### Task goal
Rewrite each of the items below, replacing every "classify-point" with "cluster-point" and leaving everything else unchanged. Omit the pictures from your answer.

### Listed entries
= = = = =

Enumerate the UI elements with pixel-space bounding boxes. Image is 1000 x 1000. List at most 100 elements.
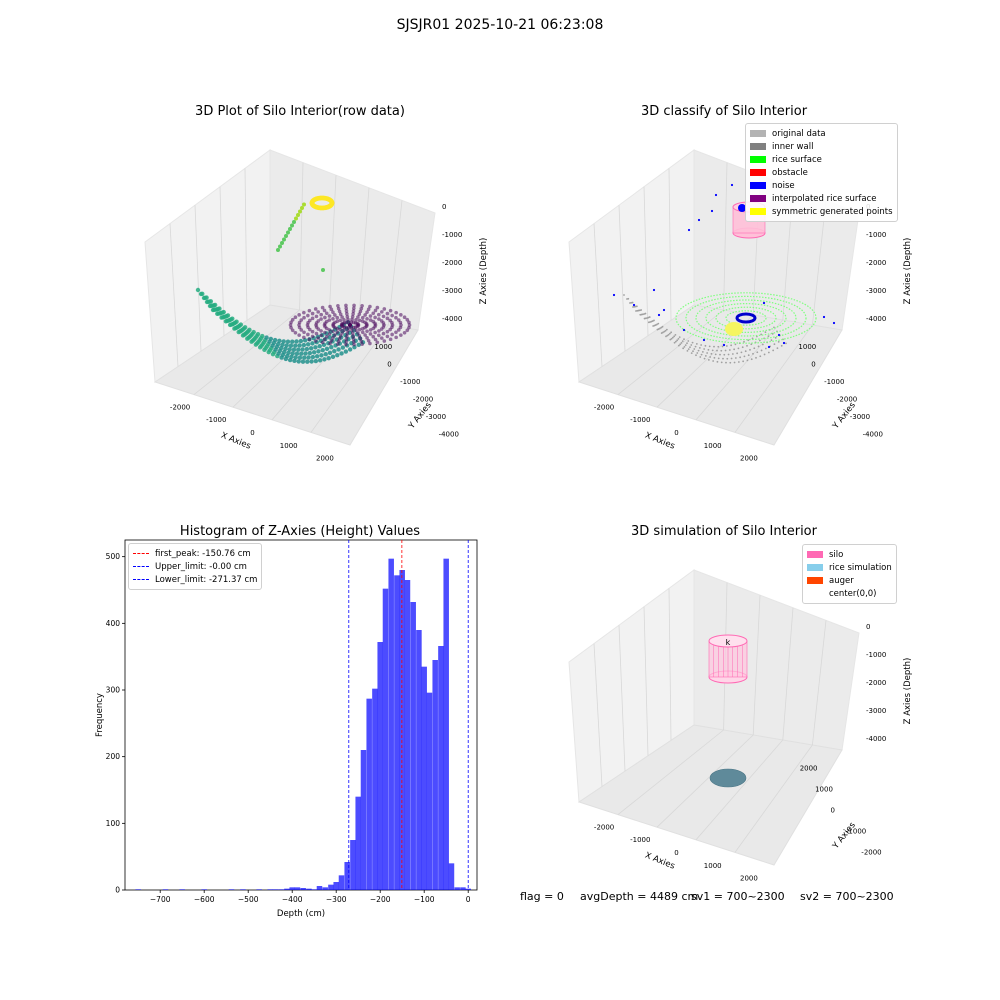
classify-point: [673, 335, 676, 338]
raw-point: [344, 309, 349, 313]
raw-point: [350, 331, 355, 336]
grid-line: [668, 588, 672, 741]
classify-point: [683, 338, 685, 341]
raw-point: [283, 346, 288, 352]
raw-point: [317, 358, 323, 363]
raw-point: [356, 342, 361, 348]
x-tick-label: 2000: [740, 875, 758, 883]
raw-point: [337, 336, 342, 341]
raw-point: [280, 342, 285, 348]
histogram-bar: [355, 796, 361, 890]
z-tick-label: 0: [442, 203, 446, 211]
raw-point: [294, 351, 300, 356]
histogram-bar: [448, 863, 455, 890]
raw-point: [379, 310, 384, 314]
y-tick-label: 0: [387, 360, 391, 368]
classify-plot-title: 3D classify of Silo Interior: [640, 104, 808, 119]
noise-point: [662, 308, 666, 312]
raw-point: [358, 336, 363, 341]
histogram-bar: [240, 889, 246, 890]
raw-point: [360, 315, 365, 320]
raw-point: [340, 345, 346, 350]
z-tick-label: -4000: [866, 735, 886, 743]
classify-point: [755, 356, 757, 359]
raw-point: [234, 319, 239, 324]
classify-point: [687, 340, 690, 342]
classify-point: [683, 345, 686, 348]
raw-point: [405, 317, 410, 322]
histogram-bar: [267, 889, 273, 890]
noise-point: [697, 218, 701, 222]
y-tick-label: -1000: [400, 378, 420, 386]
noise-point: [710, 209, 714, 213]
raw-point: [208, 299, 214, 304]
classify-point: [746, 359, 749, 362]
y-tick-label: -2000: [413, 395, 433, 403]
raw-point: [306, 355, 311, 360]
legend-line-swatch: [133, 579, 149, 580]
raw-point: [340, 331, 344, 335]
raw-point: [300, 359, 306, 364]
y-tick-label: 1000: [815, 786, 833, 794]
raw-point: [230, 316, 235, 321]
raw-point: [331, 336, 335, 340]
classify-point: [722, 357, 724, 360]
raw-point: [407, 323, 412, 327]
classify-point: [666, 334, 669, 337]
x-tick-label: −600: [194, 895, 215, 904]
legend-entry: center(0,0): [807, 587, 892, 600]
avg-depth-status: avgDepth = 4489 cm: [580, 890, 699, 903]
classify-point: [707, 359, 710, 361]
raw-point: [363, 333, 367, 337]
simulation-3d-plot: -2000 -1000 0 1000 2000 2000 1000 0 -1000 -2000 0 -…: [568, 569, 913, 883]
x-tick-label: 0: [674, 849, 678, 857]
classify-3d-plot: -2000 -1000 0 1000 2000 1000 0 -1000 -2000 -3000 -…: [568, 149, 913, 463]
classify-point: [767, 351, 770, 354]
raw-point: [326, 356, 331, 361]
legend-swatch: [750, 156, 766, 163]
x-tick-label: 1000: [280, 442, 298, 450]
legend-entry: obstacle: [750, 166, 893, 179]
noise-point: [762, 301, 766, 305]
raw-point: [351, 309, 356, 313]
z-axis-label: Z Axies (Depth): [479, 238, 489, 305]
classify-point: [703, 357, 706, 360]
classify-point: [750, 343, 753, 346]
raw-point: [291, 347, 297, 352]
x-tick-label: 2000: [316, 455, 334, 463]
raw-point: [292, 220, 296, 224]
raw-point: [322, 357, 327, 362]
noise-point: [767, 345, 771, 349]
classify-point: [737, 361, 740, 363]
noise-point: [612, 293, 616, 297]
x-tick-label: −200: [370, 895, 391, 904]
classify-point: [673, 341, 676, 344]
raw-point: [272, 337, 278, 343]
raw-point: [327, 314, 332, 318]
classify-point: [756, 351, 759, 354]
classify-point: [736, 352, 739, 355]
classify-point: [753, 347, 756, 350]
raw-point: [399, 333, 403, 337]
classify-point: [710, 352, 713, 355]
raw-point: [313, 345, 318, 350]
legend-label: original data: [772, 128, 826, 139]
x-axis-label: X Axies: [643, 851, 676, 872]
noise-point: [687, 228, 691, 232]
raw-point: [327, 332, 332, 336]
raw-point: [373, 308, 378, 313]
noise-point: [782, 341, 786, 345]
classify-point: [674, 333, 677, 336]
classify-point: [704, 355, 707, 357]
raw-point: [339, 351, 344, 356]
x-tick-label: −300: [326, 895, 347, 904]
histogram-bar: [306, 888, 312, 890]
raw-plot-title: 3D Plot of Silo Interior(row data): [195, 104, 405, 119]
x-tick-label: 1000: [704, 862, 722, 870]
z-tick-label: -4000: [442, 315, 462, 323]
classify-point: [694, 345, 697, 348]
raw-point: [385, 311, 390, 316]
noise-point: [832, 321, 836, 325]
raw-point: [357, 327, 362, 332]
x-tick-label: −500: [238, 895, 259, 904]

= = = = =

### Answer to this problem
Enumerate the UI elements with pixel-space bounding boxes. Image is 1000 x 1000. List at most 100 elements.
cluster-point: [673, 335, 676, 338]
raw-point: [344, 309, 349, 313]
raw-point: [350, 331, 355, 336]
grid-line: [668, 588, 672, 741]
cluster-point: [683, 338, 685, 341]
raw-point: [283, 346, 288, 352]
raw-point: [317, 358, 323, 363]
raw-point: [356, 342, 361, 348]
x-tick-label: 2000: [740, 875, 758, 883]
raw-point: [337, 336, 342, 341]
raw-point: [280, 342, 285, 348]
histogram-bar: [355, 796, 361, 890]
z-tick-label: 0: [442, 203, 446, 211]
raw-point: [294, 351, 300, 356]
histogram-bar: [448, 863, 455, 890]
raw-point: [379, 310, 384, 314]
y-tick-label: 0: [387, 360, 391, 368]
classify-plot-title: 3D classify of Silo Interior: [640, 104, 808, 119]
noise-point: [662, 308, 666, 312]
raw-point: [358, 336, 363, 341]
histogram-bar: [240, 889, 246, 890]
raw-point: [360, 315, 365, 320]
raw-point: [340, 345, 346, 350]
z-tick-label: -4000: [866, 735, 886, 743]
cluster-point: [755, 356, 757, 359]
raw-point: [234, 319, 239, 324]
cluster-point: [687, 340, 690, 342]
cluster-point: [683, 345, 686, 348]
raw-point: [405, 317, 410, 322]
histogram-bar: [267, 889, 273, 890]
noise-point: [697, 218, 701, 222]
y-tick-label: -1000: [400, 378, 420, 386]
noise-point: [710, 209, 714, 213]
raw-point: [208, 299, 214, 304]
cluster-point: [746, 359, 749, 362]
y-tick-label: -2000: [413, 395, 433, 403]
raw-point: [306, 355, 311, 360]
legend-line-swatch: [133, 579, 149, 580]
raw-point: [340, 331, 344, 335]
raw-point: [300, 359, 306, 364]
y-tick-label: 1000: [815, 786, 833, 794]
raw-point: [230, 316, 235, 321]
raw-point: [331, 336, 335, 340]
cluster-point: [722, 357, 724, 360]
raw-point: [407, 323, 412, 327]
cluster-point: [666, 334, 669, 337]
x-tick-label: −600: [194, 895, 215, 904]
legend-entry: center(0,0): [807, 587, 892, 600]
avg-depth-status: avgDepth = 4489 cm: [580, 890, 699, 903]
cluster-point: [707, 359, 710, 361]
raw-point: [363, 333, 367, 337]
simulation-3d-plot: -2000 -1000 0 1000 2000 2000 1000 0 -1000 -2000 0 -…: [568, 569, 913, 883]
x-tick-label: 0: [674, 849, 678, 857]
classify-3d-plot: -2000 -1000 0 1000 2000 1000 0 -1000 -2000 -3000 -…: [568, 149, 913, 463]
cluster-point: [767, 351, 770, 354]
raw-point: [326, 356, 331, 361]
legend-swatch: [750, 156, 766, 163]
x-tick-label: 1000: [280, 442, 298, 450]
legend-entry: obstacle: [750, 166, 893, 179]
noise-point: [762, 301, 766, 305]
raw-point: [351, 309, 356, 313]
z-axis-label: Z Axies (Depth): [479, 238, 489, 305]
cluster-point: [703, 357, 706, 360]
cluster-point: [750, 343, 753, 346]
raw-point: [291, 347, 297, 352]
x-tick-label: 2000: [316, 455, 334, 463]
raw-point: [292, 220, 296, 224]
raw-point: [322, 357, 327, 362]
noise-point: [767, 345, 771, 349]
cluster-point: [737, 361, 740, 363]
noise-point: [612, 293, 616, 297]
x-tick-label: −200: [370, 895, 391, 904]
cluster-point: [673, 341, 676, 344]
raw-point: [272, 337, 278, 343]
raw-point: [327, 314, 332, 318]
cluster-point: [756, 351, 759, 354]
cluster-point: [736, 352, 739, 355]
cluster-point: [753, 347, 756, 350]
raw-point: [399, 333, 403, 337]
cluster-point: [710, 352, 713, 355]
raw-point: [313, 345, 318, 350]
legend-label: original data: [772, 128, 826, 139]
x-axis-label: X Axies: [643, 851, 676, 872]
noise-point: [687, 228, 691, 232]
raw-point: [327, 332, 332, 336]
raw-point: [373, 308, 378, 313]
noise-point: [782, 341, 786, 345]
cluster-point: [674, 333, 677, 336]
cluster-point: [704, 355, 707, 357]
raw-point: [339, 351, 344, 356]
x-tick-label: −300: [326, 895, 347, 904]
histogram-bar: [306, 888, 312, 890]
raw-plot-title: 3D Plot of Silo Interior(row data): [195, 104, 405, 119]
x-tick-label: 1000: [704, 862, 722, 870]
z-tick-label: -4000: [442, 315, 462, 323]
cluster-point: [694, 345, 697, 348]
raw-point: [385, 311, 390, 316]
noise-point: [832, 321, 836, 325]
raw-point: [357, 327, 362, 332]
x-tick-label: −500: [238, 895, 259, 904]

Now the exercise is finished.